[Data to examine — start]

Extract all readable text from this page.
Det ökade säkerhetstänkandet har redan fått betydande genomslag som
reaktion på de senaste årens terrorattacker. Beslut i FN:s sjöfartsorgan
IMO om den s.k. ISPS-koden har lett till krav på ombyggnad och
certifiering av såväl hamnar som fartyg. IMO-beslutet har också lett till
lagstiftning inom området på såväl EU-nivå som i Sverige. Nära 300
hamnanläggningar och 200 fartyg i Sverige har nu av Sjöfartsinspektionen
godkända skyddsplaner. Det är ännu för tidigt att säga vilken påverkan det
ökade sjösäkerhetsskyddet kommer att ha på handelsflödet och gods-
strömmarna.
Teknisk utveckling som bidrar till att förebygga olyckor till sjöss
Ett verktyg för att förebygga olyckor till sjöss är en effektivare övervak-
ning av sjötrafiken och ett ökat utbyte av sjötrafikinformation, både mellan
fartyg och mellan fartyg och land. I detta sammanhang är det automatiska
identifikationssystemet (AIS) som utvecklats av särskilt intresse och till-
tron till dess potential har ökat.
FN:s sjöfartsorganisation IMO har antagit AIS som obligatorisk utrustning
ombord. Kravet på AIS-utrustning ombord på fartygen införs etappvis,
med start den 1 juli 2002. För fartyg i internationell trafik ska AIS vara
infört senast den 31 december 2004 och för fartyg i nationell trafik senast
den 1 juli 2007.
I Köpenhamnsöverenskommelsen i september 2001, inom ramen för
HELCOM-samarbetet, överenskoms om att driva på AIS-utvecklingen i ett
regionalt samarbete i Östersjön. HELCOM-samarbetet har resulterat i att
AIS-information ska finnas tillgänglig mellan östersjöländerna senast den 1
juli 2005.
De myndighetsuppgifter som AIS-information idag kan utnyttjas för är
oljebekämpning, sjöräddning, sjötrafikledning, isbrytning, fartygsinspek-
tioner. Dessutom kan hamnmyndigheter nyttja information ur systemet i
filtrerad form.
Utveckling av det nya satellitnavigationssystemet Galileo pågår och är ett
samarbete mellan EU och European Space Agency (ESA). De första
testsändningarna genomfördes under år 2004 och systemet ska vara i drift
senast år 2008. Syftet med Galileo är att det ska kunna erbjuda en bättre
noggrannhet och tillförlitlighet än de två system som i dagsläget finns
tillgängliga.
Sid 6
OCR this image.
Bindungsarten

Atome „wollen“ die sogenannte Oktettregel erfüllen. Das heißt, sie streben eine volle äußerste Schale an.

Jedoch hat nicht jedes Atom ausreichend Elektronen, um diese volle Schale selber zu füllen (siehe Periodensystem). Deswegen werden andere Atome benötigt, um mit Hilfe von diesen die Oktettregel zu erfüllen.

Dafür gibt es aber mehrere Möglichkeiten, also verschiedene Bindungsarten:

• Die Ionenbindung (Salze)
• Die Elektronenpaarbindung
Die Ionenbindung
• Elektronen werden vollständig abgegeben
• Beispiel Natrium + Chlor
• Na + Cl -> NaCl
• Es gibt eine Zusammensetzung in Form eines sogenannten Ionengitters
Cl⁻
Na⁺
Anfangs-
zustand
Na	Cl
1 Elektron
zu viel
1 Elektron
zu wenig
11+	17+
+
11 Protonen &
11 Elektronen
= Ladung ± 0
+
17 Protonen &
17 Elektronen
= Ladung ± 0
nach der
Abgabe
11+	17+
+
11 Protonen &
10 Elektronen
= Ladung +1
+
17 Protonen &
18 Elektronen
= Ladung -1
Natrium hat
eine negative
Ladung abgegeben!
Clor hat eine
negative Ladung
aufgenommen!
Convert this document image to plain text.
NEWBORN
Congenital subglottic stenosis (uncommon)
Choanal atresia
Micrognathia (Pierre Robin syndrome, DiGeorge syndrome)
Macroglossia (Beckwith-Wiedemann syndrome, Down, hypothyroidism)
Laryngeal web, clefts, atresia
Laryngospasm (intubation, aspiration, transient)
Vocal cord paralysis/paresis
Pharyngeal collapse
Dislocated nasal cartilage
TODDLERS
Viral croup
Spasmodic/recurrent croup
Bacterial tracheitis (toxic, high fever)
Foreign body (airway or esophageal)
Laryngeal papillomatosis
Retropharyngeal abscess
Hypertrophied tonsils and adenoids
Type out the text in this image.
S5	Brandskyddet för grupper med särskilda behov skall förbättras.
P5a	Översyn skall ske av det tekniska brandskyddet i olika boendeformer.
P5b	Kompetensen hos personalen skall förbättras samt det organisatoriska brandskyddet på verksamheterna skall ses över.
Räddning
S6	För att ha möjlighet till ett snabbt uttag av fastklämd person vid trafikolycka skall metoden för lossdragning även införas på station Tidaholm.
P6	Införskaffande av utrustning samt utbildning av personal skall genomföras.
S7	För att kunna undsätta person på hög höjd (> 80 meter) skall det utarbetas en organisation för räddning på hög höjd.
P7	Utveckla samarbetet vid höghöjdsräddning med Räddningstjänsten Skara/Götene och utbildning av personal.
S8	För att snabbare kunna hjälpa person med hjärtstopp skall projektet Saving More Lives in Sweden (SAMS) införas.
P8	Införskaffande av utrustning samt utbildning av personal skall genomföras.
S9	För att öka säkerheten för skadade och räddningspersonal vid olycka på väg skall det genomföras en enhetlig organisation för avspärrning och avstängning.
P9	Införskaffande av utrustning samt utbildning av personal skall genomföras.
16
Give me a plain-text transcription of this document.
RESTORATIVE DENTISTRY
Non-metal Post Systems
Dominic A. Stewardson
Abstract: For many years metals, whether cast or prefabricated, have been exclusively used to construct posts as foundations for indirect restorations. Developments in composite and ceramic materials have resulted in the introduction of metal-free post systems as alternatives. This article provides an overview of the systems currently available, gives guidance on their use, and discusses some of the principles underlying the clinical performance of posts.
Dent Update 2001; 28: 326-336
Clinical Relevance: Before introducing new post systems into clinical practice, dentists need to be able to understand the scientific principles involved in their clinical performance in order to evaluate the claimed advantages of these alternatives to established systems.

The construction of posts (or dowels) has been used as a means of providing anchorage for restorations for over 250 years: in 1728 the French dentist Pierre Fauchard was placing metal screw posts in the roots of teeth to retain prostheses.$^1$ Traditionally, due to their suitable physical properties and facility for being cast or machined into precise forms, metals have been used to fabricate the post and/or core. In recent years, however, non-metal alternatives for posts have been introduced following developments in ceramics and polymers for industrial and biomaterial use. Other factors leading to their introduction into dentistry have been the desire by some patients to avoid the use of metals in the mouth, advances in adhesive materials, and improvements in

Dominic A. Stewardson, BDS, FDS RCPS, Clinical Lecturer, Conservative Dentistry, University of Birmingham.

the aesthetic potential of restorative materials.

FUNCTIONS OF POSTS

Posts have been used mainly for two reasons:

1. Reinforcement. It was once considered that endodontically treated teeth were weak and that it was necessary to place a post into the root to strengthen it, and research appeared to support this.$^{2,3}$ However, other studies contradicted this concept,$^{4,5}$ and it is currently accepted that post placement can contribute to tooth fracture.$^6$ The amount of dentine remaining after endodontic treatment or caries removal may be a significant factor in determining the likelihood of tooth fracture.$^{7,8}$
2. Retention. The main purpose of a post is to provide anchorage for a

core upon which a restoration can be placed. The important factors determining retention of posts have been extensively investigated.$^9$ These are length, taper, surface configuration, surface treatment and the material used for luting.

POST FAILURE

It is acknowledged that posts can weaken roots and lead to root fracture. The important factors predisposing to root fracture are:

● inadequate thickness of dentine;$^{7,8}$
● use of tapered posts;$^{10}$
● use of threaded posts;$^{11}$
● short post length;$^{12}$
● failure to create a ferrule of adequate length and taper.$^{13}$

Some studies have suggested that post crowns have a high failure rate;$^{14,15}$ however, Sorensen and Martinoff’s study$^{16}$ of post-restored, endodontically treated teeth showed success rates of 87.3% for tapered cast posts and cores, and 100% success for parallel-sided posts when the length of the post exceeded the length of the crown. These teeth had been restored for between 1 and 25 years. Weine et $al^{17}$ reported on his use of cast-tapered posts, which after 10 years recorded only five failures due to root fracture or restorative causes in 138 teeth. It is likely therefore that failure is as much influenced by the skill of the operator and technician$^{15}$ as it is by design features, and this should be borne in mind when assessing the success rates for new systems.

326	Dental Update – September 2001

[Data to examine — finish]

§ Your objective:
Pick out every line of the listing containing the word "kunna", and show those lines.

§ Result for this exercise:
senast år 2008. Syftet med Galileo är att det ska kunna erbjuda en bättre
S7	För att kunna undsätta person på hög höjd (> 80 meter) skall det utarbetas en organisation för räddning på hög höjd.
S8	För att snabbare kunna hjälpa person med hjärtstopp skall projektet Saving More Lives in Sweden (SAMS) införas.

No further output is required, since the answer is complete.